■ **Data shown**

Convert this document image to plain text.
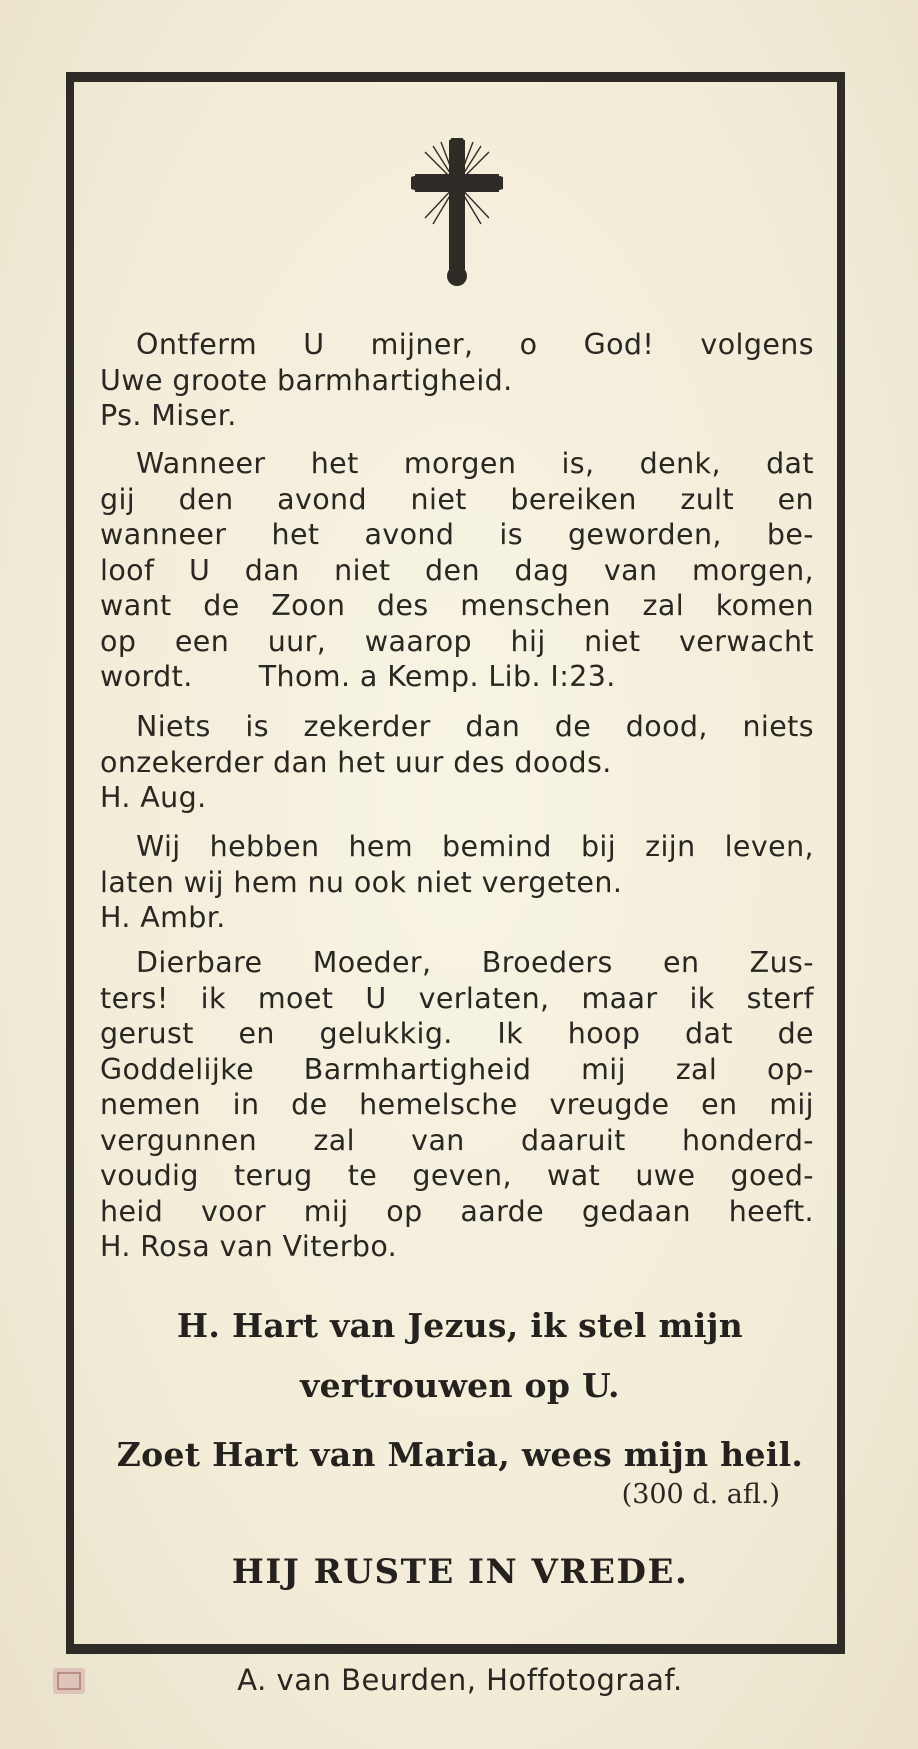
Ontferm U mijner, o God! volgens
Uwe groote barmhartigheid.
Ps. Miser.
Wanneer het morgen is, denk, dat
gij den avond niet bereiken zult en
wanneer het avond is geworden, be-
loof U dan niet den dag van morgen,
want de Zoon des menschen zal komen
op een uur, waarop hij niet verwacht
wordt. Thom. a Kemp. Lib. I:23.
Niets is zekerder dan de dood, niets
onzekerder dan het uur des doods.
H. Aug.
Wij hebben hem bemind bij zijn leven,
laten wij hem nu ook niet vergeten.
H. Ambr.
Dierbare Moeder, Broeders en Zus-
ters! ik moet U verlaten, maar ik sterf
gerust en gelukkig. Ik hoop dat de
Goddelijke Barmhartigheid mij zal op-
nemen in de hemelsche vreugde en mij
vergunnen zal van daaruit honderd-
voudig terug te geven, wat uwe goed-
heid voor mij op aarde gedaan heeft.
H. Rosa van Viterbo.
H. Hart van Jezus, ik stel mijn
vertrouwen op U.
Zoet Hart van Maria, wees mijn heil.
(300 d. afl.)
HIJ RUSTE IN VREDE.
A. van Beurden, Hoffotograaf.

■ **Set exercise**
Select all lines in the listing above where the word "morgen" appears, and show them.

■ **Exercise answer**
Wanneer het morgen is, denk, dat
loof U dan niet den dag van morgen,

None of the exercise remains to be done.